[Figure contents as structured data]
□ □ □ □

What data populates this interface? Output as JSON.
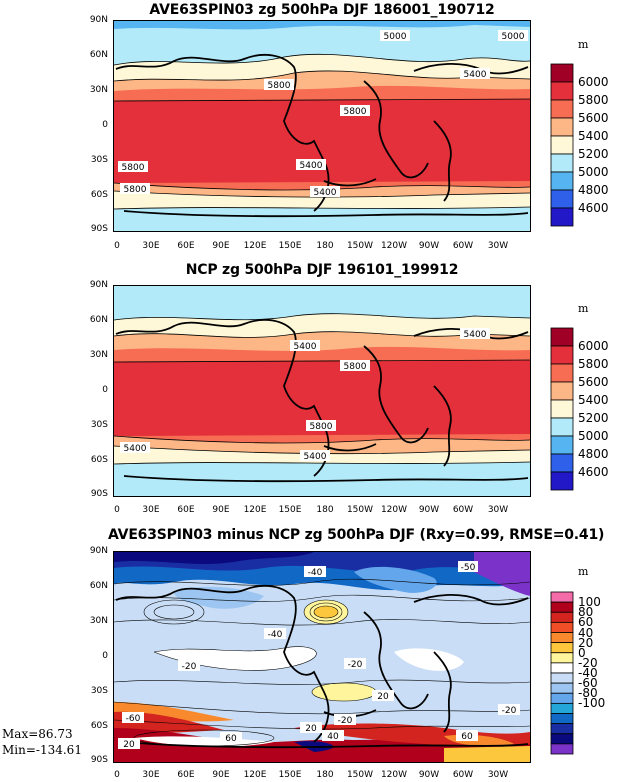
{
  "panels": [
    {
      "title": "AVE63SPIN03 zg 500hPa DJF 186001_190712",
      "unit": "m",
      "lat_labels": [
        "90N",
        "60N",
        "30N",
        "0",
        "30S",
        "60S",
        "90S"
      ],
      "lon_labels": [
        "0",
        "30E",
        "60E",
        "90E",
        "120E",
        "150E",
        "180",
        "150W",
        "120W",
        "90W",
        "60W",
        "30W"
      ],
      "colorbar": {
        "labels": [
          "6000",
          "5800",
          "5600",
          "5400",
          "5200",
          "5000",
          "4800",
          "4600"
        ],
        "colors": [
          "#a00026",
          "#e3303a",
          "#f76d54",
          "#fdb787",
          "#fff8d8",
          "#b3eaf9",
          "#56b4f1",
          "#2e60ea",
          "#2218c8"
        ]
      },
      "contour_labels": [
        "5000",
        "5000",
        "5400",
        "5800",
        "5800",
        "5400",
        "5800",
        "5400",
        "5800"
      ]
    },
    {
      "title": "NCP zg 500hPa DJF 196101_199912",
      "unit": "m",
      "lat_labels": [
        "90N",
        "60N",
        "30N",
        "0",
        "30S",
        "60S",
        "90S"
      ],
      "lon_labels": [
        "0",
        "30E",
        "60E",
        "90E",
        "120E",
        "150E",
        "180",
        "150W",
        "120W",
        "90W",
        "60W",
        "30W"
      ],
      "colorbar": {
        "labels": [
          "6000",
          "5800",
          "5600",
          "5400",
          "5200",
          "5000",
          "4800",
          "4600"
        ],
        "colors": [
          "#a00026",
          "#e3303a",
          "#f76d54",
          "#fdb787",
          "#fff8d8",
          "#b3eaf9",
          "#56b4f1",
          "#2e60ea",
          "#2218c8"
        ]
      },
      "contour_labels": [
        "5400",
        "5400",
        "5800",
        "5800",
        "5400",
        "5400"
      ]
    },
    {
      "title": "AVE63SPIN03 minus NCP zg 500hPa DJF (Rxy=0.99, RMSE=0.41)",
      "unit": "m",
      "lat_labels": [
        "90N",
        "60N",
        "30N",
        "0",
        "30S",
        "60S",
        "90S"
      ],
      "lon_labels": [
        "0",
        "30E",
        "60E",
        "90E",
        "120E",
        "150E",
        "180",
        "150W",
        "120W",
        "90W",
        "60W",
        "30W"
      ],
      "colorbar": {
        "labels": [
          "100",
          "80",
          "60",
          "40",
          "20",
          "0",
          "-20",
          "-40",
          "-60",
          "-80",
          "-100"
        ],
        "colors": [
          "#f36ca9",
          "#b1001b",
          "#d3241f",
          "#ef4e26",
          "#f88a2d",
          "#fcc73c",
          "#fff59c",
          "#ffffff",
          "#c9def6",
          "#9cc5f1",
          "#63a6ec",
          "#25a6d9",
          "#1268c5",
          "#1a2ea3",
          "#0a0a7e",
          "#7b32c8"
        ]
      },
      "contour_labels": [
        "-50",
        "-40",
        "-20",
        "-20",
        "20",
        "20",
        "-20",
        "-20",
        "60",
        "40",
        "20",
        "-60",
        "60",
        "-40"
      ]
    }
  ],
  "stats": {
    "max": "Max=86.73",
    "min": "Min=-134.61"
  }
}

□ □ □ □

Written request
Quote the records above in full, dropping each picture.

Complete response
What data populates this interface? Output as JSON.
{
  "panels": [
    {
      "title": "AVE63SPIN03 zg 500hPa DJF 186001_190712",
      "unit": "m",
      "lat_labels": [
        "90N",
        "60N",
        "30N",
        "0",
        "30S",
        "60S",
        "90S"
      ],
      "lon_labels": [
        "0",
        "30E",
        "60E",
        "90E",
        "120E",
        "150E",
        "180",
        "150W",
        "120W",
        "90W",
        "60W",
        "30W"
      ],
      "colorbar": {
        "labels": [
          "6000",
          "5800",
          "5600",
          "5400",
          "5200",
          "5000",
          "4800",
          "4600"
        ],
        "colors": [
          "#a00026",
          "#e3303a",
          "#f76d54",
          "#fdb787",
          "#fff8d8",
          "#b3eaf9",
          "#56b4f1",
          "#2e60ea",
          "#2218c8"
        ]
      },
      "contour_labels": [
        "5000",
        "5000",
        "5400",
        "5800",
        "5800",
        "5400",
        "5800",
        "5400",
        "5800"
      ]
    },
    {
      "title": "NCP zg 500hPa DJF 196101_199912",
      "unit": "m",
      "lat_labels": [
        "90N",
        "60N",
        "30N",
        "0",
        "30S",
        "60S",
        "90S"
      ],
      "lon_labels": [
        "0",
        "30E",
        "60E",
        "90E",
        "120E",
        "150E",
        "180",
        "150W",
        "120W",
        "90W",
        "60W",
        "30W"
      ],
      "colorbar": {
        "labels": [
          "6000",
          "5800",
          "5600",
          "5400",
          "5200",
          "5000",
          "4800",
          "4600"
        ],
        "colors": [
          "#a00026",
          "#e3303a",
          "#f76d54",
          "#fdb787",
          "#fff8d8",
          "#b3eaf9",
          "#56b4f1",
          "#2e60ea",
          "#2218c8"
        ]
      },
      "contour_labels": [
        "5400",
        "5400",
        "5800",
        "5800",
        "5400",
        "5400"
      ]
    },
    {
      "title": "AVE63SPIN03 minus NCP zg 500hPa DJF (Rxy=0.99, RMSE=0.41)",
      "unit": "m",
      "lat_labels": [
        "90N",
        "60N",
        "30N",
        "0",
        "30S",
        "60S",
        "90S"
      ],
      "lon_labels": [
        "0",
        "30E",
        "60E",
        "90E",
        "120E",
        "150E",
        "180",
        "150W",
        "120W",
        "90W",
        "60W",
        "30W"
      ],
      "colorbar": {
        "labels": [
          "100",
          "80",
          "60",
          "40",
          "20",
          "0",
          "-20",
          "-40",
          "-60",
          "-80",
          "-100"
        ],
        "colors": [
          "#f36ca9",
          "#b1001b",
          "#d3241f",
          "#ef4e26",
          "#f88a2d",
          "#fcc73c",
          "#fff59c",
          "#ffffff",
          "#c9def6",
          "#9cc5f1",
          "#63a6ec",
          "#25a6d9",
          "#1268c5",
          "#1a2ea3",
          "#0a0a7e",
          "#7b32c8"
        ]
      },
      "contour_labels": [
        "-50",
        "-40",
        "-20",
        "-20",
        "20",
        "20",
        "-20",
        "-20",
        "60",
        "40",
        "20",
        "-60",
        "60",
        "-40"
      ]
    }
  ],
  "stats": {
    "max": "Max=86.73",
    "min": "Min=-134.61"
  }
}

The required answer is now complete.